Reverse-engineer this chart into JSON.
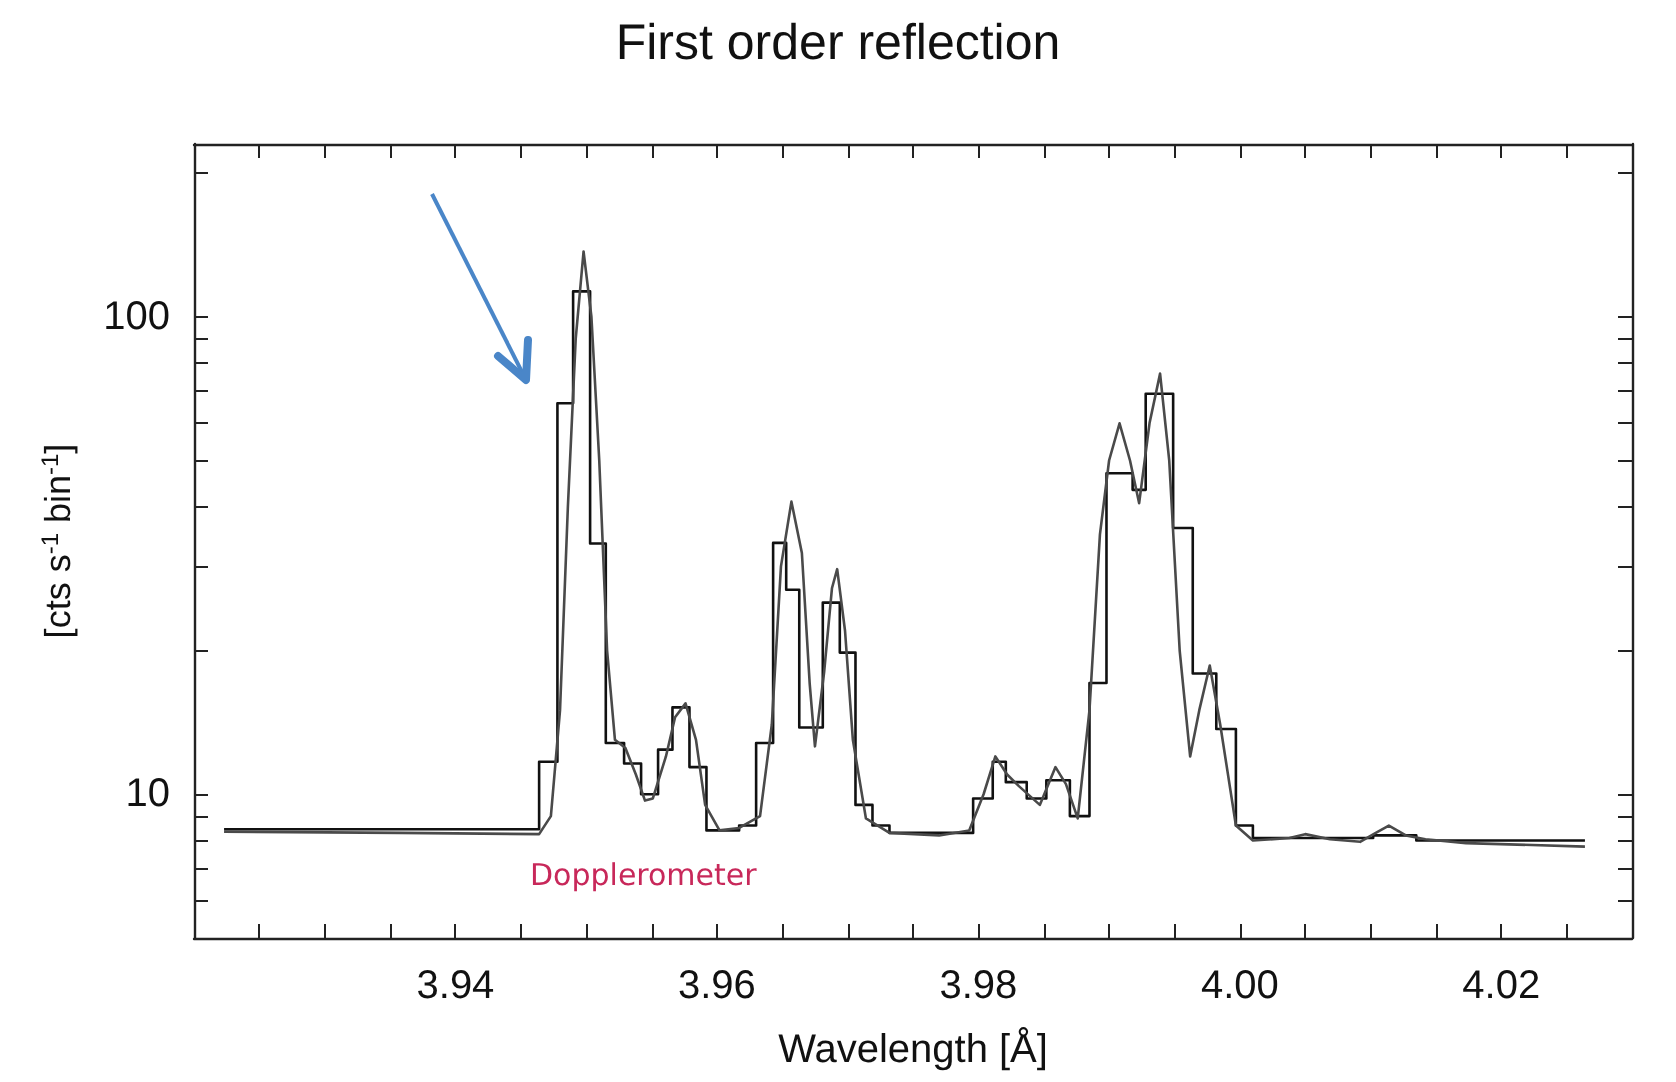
{
  "chart_data": {
    "type": "line",
    "title": "First order reflection",
    "xlabel": "Wavelength [Å]",
    "ylabel": "[cts s$^{-1}$ bin$^{-1}$]",
    "annotations": [
      "Dopplerometer"
    ],
    "log": "y",
    "marker": "none",
    "xlim": [
      3.92,
      4.03
    ],
    "xticks": [
      {
        "value": 3.925,
        "label": null
      },
      {
        "value": 3.93,
        "label": null
      },
      {
        "value": 3.935,
        "label": null
      },
      {
        "value": 3.94,
        "label": "3.94"
      },
      {
        "value": 3.945,
        "label": null
      },
      {
        "value": 3.95,
        "label": null
      },
      {
        "value": 3.955,
        "label": null
      },
      {
        "value": 3.96,
        "label": "3.96"
      },
      {
        "value": 3.965,
        "label": null
      },
      {
        "value": 3.97,
        "label": null
      },
      {
        "value": 3.975,
        "label": null
      },
      {
        "value": 3.98,
        "label": "3.98"
      },
      {
        "value": 3.985,
        "label": null
      },
      {
        "value": 3.99,
        "label": null
      },
      {
        "value": 3.995,
        "label": null
      },
      {
        "value": 4.0,
        "label": "4.00"
      },
      {
        "value": 4.005,
        "label": null
      },
      {
        "value": 4.01,
        "label": null
      },
      {
        "value": 4.015,
        "label": null
      },
      {
        "value": 4.02,
        "label": "4.02"
      },
      {
        "value": 4.025,
        "label": null
      }
    ],
    "ylim": [
      5,
      230
    ],
    "yticks": [
      {
        "value": 6,
        "label": null
      },
      {
        "value": 7,
        "label": null
      },
      {
        "value": 8,
        "label": null
      },
      {
        "value": 9,
        "label": null
      },
      10,
      {
        "value": 20,
        "label": null
      },
      {
        "value": 30,
        "label": null
      },
      {
        "value": 40,
        "label": null
      },
      {
        "value": 50,
        "label": null
      },
      {
        "value": 60,
        "label": null
      },
      {
        "value": 70,
        "label": null
      },
      {
        "value": 80,
        "label": null
      },
      {
        "value": 90,
        "label": null
      },
      100,
      {
        "value": 200,
        "label": null
      }
    ],
    "series": [
      {
        "type": "step",
        "color": "#111111",
        "x": [
          3.9223,
          3.9464,
          3.9478,
          3.949,
          3.9503,
          3.9515,
          3.9529,
          3.9542,
          3.9555,
          3.9566,
          3.9579,
          3.9592,
          3.9617,
          3.963,
          3.9643,
          3.9653,
          3.9663,
          3.9681,
          3.9694,
          3.9706,
          3.9719,
          3.9732,
          3.9796,
          3.9811,
          3.9821,
          3.9837,
          3.9852,
          3.987,
          3.9885,
          3.9898,
          3.9918,
          3.9928,
          3.9949,
          3.9964,
          3.9982,
          3.9997,
          4.001,
          4.0102,
          4.0135,
          4.0264
        ],
        "values": [
          8.45,
          11.7,
          65.9,
          113,
          33.5,
          12.8,
          11.6,
          10.0,
          12.4,
          15.2,
          11.4,
          8.4,
          8.6,
          12.8,
          33.6,
          26.8,
          13.8,
          25.2,
          19.8,
          9.5,
          8.6,
          8.3,
          9.8,
          11.7,
          10.6,
          9.8,
          10.7,
          9.0,
          17.1,
          47,
          43.4,
          69,
          36.1,
          17.9,
          13.7,
          8.6,
          8.1,
          8.2,
          8.0,
          8.0
        ]
      },
      {
        "color": "#4a4a4a",
        "x": [
          3.9223,
          3.9357,
          3.9464,
          3.9473,
          3.948,
          3.9486,
          3.9492,
          3.9498,
          3.9504,
          3.951,
          3.9516,
          3.9522,
          3.953,
          3.9538,
          3.9545,
          3.9551,
          3.9561,
          3.9568,
          3.9576,
          3.9584,
          3.9591,
          3.9602,
          3.9617,
          3.9633,
          3.9642,
          3.9649,
          3.9657,
          3.9665,
          3.9671,
          3.9675,
          3.9682,
          3.9688,
          3.9692,
          3.9698,
          3.9704,
          3.9714,
          3.9732,
          3.977,
          3.9793,
          3.9804,
          3.9813,
          3.9822,
          3.9831,
          3.9847,
          3.9859,
          3.9867,
          3.9876,
          3.9885,
          3.9893,
          3.99,
          3.9908,
          3.9916,
          3.9923,
          3.9931,
          3.9939,
          3.9946,
          3.9954,
          3.9962,
          3.9969,
          3.9977,
          3.9985,
          3.9997,
          4.001,
          4.0038,
          4.005,
          4.0069,
          4.0092,
          4.0104,
          4.0114,
          4.0127,
          4.0142,
          4.0173,
          4.0264
        ],
        "values": [
          8.35,
          8.3,
          8.25,
          9.0,
          15,
          40,
          90,
          137,
          100,
          50,
          20,
          13,
          12.5,
          11,
          9.7,
          9.8,
          12,
          14.5,
          15.5,
          13,
          9.5,
          8.4,
          8.5,
          9.0,
          14,
          30,
          41,
          32,
          17,
          12.6,
          18,
          27,
          29.6,
          22,
          13,
          8.9,
          8.3,
          8.2,
          8.4,
          10,
          12,
          11,
          10.4,
          9.5,
          11.4,
          10.5,
          8.9,
          15,
          35,
          50,
          59.8,
          50,
          40.7,
          60,
          76,
          50,
          20,
          12,
          15,
          18.6,
          14,
          8.6,
          8.0,
          8.1,
          8.25,
          8.05,
          7.95,
          8.3,
          8.6,
          8.2,
          8.05,
          7.9,
          7.77
        ]
      }
    ]
  }
}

_ _ _ _

What is needed: Leave the pictures out and reproduce all of the records exactly.

Problem solution:
Reverse-engineer this chart into JSON.
{
  "chart_data": {
    "type": "line",
    "title": "First order reflection",
    "xlabel": "Wavelength [Å]",
    "ylabel": "[cts s$^{-1}$ bin$^{-1}$]",
    "annotations": [
      "Dopplerometer"
    ],
    "log": "y",
    "marker": "none",
    "xlim": [
      3.92,
      4.03
    ],
    "xticks": [
      {
        "value": 3.925,
        "label": null
      },
      {
        "value": 3.93,
        "label": null
      },
      {
        "value": 3.935,
        "label": null
      },
      {
        "value": 3.94,
        "label": "3.94"
      },
      {
        "value": 3.945,
        "label": null
      },
      {
        "value": 3.95,
        "label": null
      },
      {
        "value": 3.955,
        "label": null
      },
      {
        "value": 3.96,
        "label": "3.96"
      },
      {
        "value": 3.965,
        "label": null
      },
      {
        "value": 3.97,
        "label": null
      },
      {
        "value": 3.975,
        "label": null
      },
      {
        "value": 3.98,
        "label": "3.98"
      },
      {
        "value": 3.985,
        "label": null
      },
      {
        "value": 3.99,
        "label": null
      },
      {
        "value": 3.995,
        "label": null
      },
      {
        "value": 4.0,
        "label": "4.00"
      },
      {
        "value": 4.005,
        "label": null
      },
      {
        "value": 4.01,
        "label": null
      },
      {
        "value": 4.015,
        "label": null
      },
      {
        "value": 4.02,
        "label": "4.02"
      },
      {
        "value": 4.025,
        "label": null
      }
    ],
    "ylim": [
      5,
      230
    ],
    "yticks": [
      {
        "value": 6,
        "label": null
      },
      {
        "value": 7,
        "label": null
      },
      {
        "value": 8,
        "label": null
      },
      {
        "value": 9,
        "label": null
      },
      10,
      {
        "value": 20,
        "label": null
      },
      {
        "value": 30,
        "label": null
      },
      {
        "value": 40,
        "label": null
      },
      {
        "value": 50,
        "label": null
      },
      {
        "value": 60,
        "label": null
      },
      {
        "value": 70,
        "label": null
      },
      {
        "value": 80,
        "label": null
      },
      {
        "value": 90,
        "label": null
      },
      100,
      {
        "value": 200,
        "label": null
      }
    ],
    "series": [
      {
        "type": "step",
        "color": "#111111",
        "x": [
          3.9223,
          3.9464,
          3.9478,
          3.949,
          3.9503,
          3.9515,
          3.9529,
          3.9542,
          3.9555,
          3.9566,
          3.9579,
          3.9592,
          3.9617,
          3.963,
          3.9643,
          3.9653,
          3.9663,
          3.9681,
          3.9694,
          3.9706,
          3.9719,
          3.9732,
          3.9796,
          3.9811,
          3.9821,
          3.9837,
          3.9852,
          3.987,
          3.9885,
          3.9898,
          3.9918,
          3.9928,
          3.9949,
          3.9964,
          3.9982,
          3.9997,
          4.001,
          4.0102,
          4.0135,
          4.0264
        ],
        "values": [
          8.45,
          11.7,
          65.9,
          113,
          33.5,
          12.8,
          11.6,
          10.0,
          12.4,
          15.2,
          11.4,
          8.4,
          8.6,
          12.8,
          33.6,
          26.8,
          13.8,
          25.2,
          19.8,
          9.5,
          8.6,
          8.3,
          9.8,
          11.7,
          10.6,
          9.8,
          10.7,
          9.0,
          17.1,
          47,
          43.4,
          69,
          36.1,
          17.9,
          13.7,
          8.6,
          8.1,
          8.2,
          8.0,
          8.0
        ]
      },
      {
        "color": "#4a4a4a",
        "x": [
          3.9223,
          3.9357,
          3.9464,
          3.9473,
          3.948,
          3.9486,
          3.9492,
          3.9498,
          3.9504,
          3.951,
          3.9516,
          3.9522,
          3.953,
          3.9538,
          3.9545,
          3.9551,
          3.9561,
          3.9568,
          3.9576,
          3.9584,
          3.9591,
          3.9602,
          3.9617,
          3.9633,
          3.9642,
          3.9649,
          3.9657,
          3.9665,
          3.9671,
          3.9675,
          3.9682,
          3.9688,
          3.9692,
          3.9698,
          3.9704,
          3.9714,
          3.9732,
          3.977,
          3.9793,
          3.9804,
          3.9813,
          3.9822,
          3.9831,
          3.9847,
          3.9859,
          3.9867,
          3.9876,
          3.9885,
          3.9893,
          3.99,
          3.9908,
          3.9916,
          3.9923,
          3.9931,
          3.9939,
          3.9946,
          3.9954,
          3.9962,
          3.9969,
          3.9977,
          3.9985,
          3.9997,
          4.001,
          4.0038,
          4.005,
          4.0069,
          4.0092,
          4.0104,
          4.0114,
          4.0127,
          4.0142,
          4.0173,
          4.0264
        ],
        "values": [
          8.35,
          8.3,
          8.25,
          9.0,
          15,
          40,
          90,
          137,
          100,
          50,
          20,
          13,
          12.5,
          11,
          9.7,
          9.8,
          12,
          14.5,
          15.5,
          13,
          9.5,
          8.4,
          8.5,
          9.0,
          14,
          30,
          41,
          32,
          17,
          12.6,
          18,
          27,
          29.6,
          22,
          13,
          8.9,
          8.3,
          8.2,
          8.4,
          10,
          12,
          11,
          10.4,
          9.5,
          11.4,
          10.5,
          8.9,
          15,
          35,
          50,
          59.8,
          50,
          40.7,
          60,
          76,
          50,
          20,
          12,
          15,
          18.6,
          14,
          8.6,
          8.0,
          8.1,
          8.25,
          8.05,
          7.95,
          8.3,
          8.6,
          8.2,
          8.05,
          7.9,
          7.77
        ]
      }
    ]
  }
}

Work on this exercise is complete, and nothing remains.